**Exercise**
Search the listing for "title" and copy every line where it appears.

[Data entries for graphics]

::::::::

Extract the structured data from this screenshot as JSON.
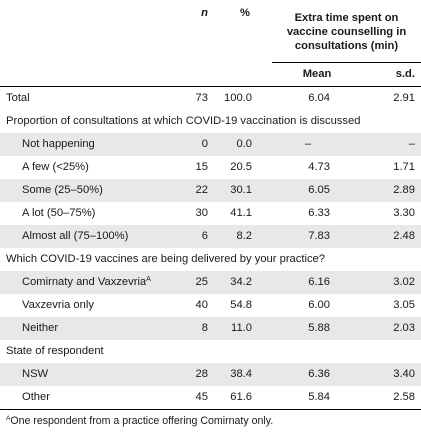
{
  "header": {
    "n": "n",
    "pct": "%",
    "extra_line1": "Extra time spent on",
    "extra_line2": "vaccine counselling in",
    "extra_line3": "consultations (min)",
    "mean": "Mean",
    "sd": "s.d."
  },
  "total": {
    "label": "Total",
    "n": "73",
    "pct": "100.0",
    "mean": "6.04",
    "sd": "2.91"
  },
  "section1": {
    "title": "Proportion of consultations at which COVID-19 vaccination is discussed",
    "rows": [
      {
        "label": "Not happening",
        "n": "0",
        "pct": "0.0",
        "mean": "–",
        "sd": "–"
      },
      {
        "label": "A few (<25%)",
        "n": "15",
        "pct": "20.5",
        "mean": "4.73",
        "sd": "1.71"
      },
      {
        "label": "Some (25–50%)",
        "n": "22",
        "pct": "30.1",
        "mean": "6.05",
        "sd": "2.89"
      },
      {
        "label": "A lot (50–75%)",
        "n": "30",
        "pct": "41.1",
        "mean": "6.33",
        "sd": "3.30"
      },
      {
        "label": "Almost all (75–100%)",
        "n": "6",
        "pct": "8.2",
        "mean": "7.83",
        "sd": "2.48"
      }
    ]
  },
  "section2": {
    "title": "Which COVID-19 vaccines are being delivered by your practice?",
    "rows": [
      {
        "label": "Comirnaty and Vaxzevria",
        "sup": "A",
        "n": "25",
        "pct": "34.2",
        "mean": "6.16",
        "sd": "3.02"
      },
      {
        "label": "Vaxzevria only",
        "n": "40",
        "pct": "54.8",
        "mean": "6.00",
        "sd": "3.05"
      },
      {
        "label": "Neither",
        "n": "8",
        "pct": "11.0",
        "mean": "5.88",
        "sd": "2.03"
      }
    ]
  },
  "section3": {
    "title": "State of respondent",
    "rows": [
      {
        "label": "NSW",
        "n": "28",
        "pct": "38.4",
        "mean": "6.36",
        "sd": "3.40"
      },
      {
        "label": "Other",
        "n": "45",
        "pct": "61.6",
        "mean": "5.84",
        "sd": "2.58"
      }
    ]
  },
  "footnote": {
    "sup": "A",
    "text": "One respondent from a practice offering Comirnaty only."
  }
}
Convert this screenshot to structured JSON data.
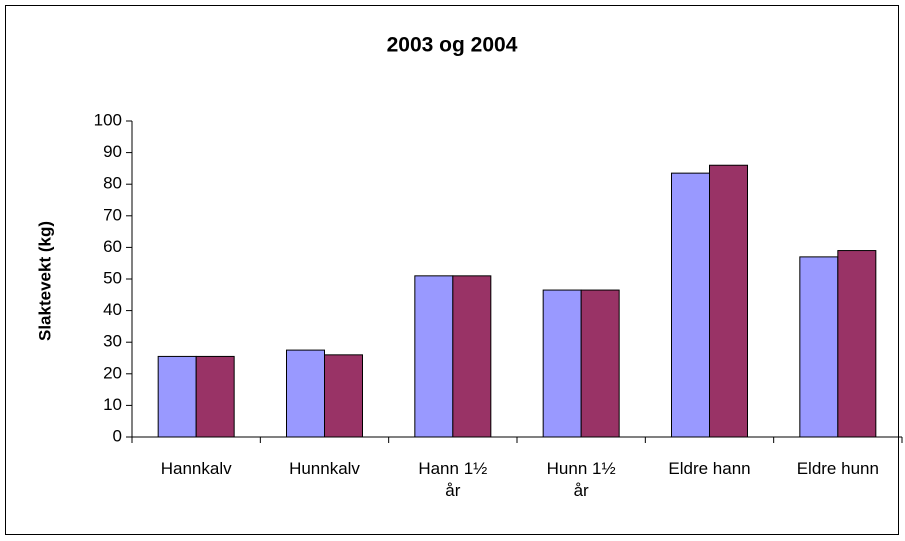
{
  "chart_data": {
    "type": "bar",
    "title": "2003 og 2004",
    "y_label": "Slaktevekt (kg)",
    "categories": [
      "Hannkalv",
      "Hunnkalv",
      "Hann 1½ år",
      "Hunn 1½ år",
      "Eldre hann",
      "Eldre hunn"
    ],
    "series": [
      {
        "color": "#9999ff",
        "values": [
          25.5,
          27.5,
          51,
          46.5,
          83.5,
          57
        ]
      },
      {
        "color": "#993366",
        "values": [
          25.5,
          26,
          51,
          46.5,
          86,
          59
        ]
      }
    ],
    "ylim": [
      0,
      100
    ],
    "yticks": [
      0,
      10,
      20,
      30,
      40,
      50,
      60,
      70,
      80,
      90,
      100
    ],
    "grid": false
  }
}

::::::::

**Solved exercise**
    "title": "Proportion of consultations at which COVID-19 vaccination is discussed",
    "title": "Which COVID-19 vaccines are being delivered by your practice?",
    "title": "State of respondent",
    "title": "2003 og 2004",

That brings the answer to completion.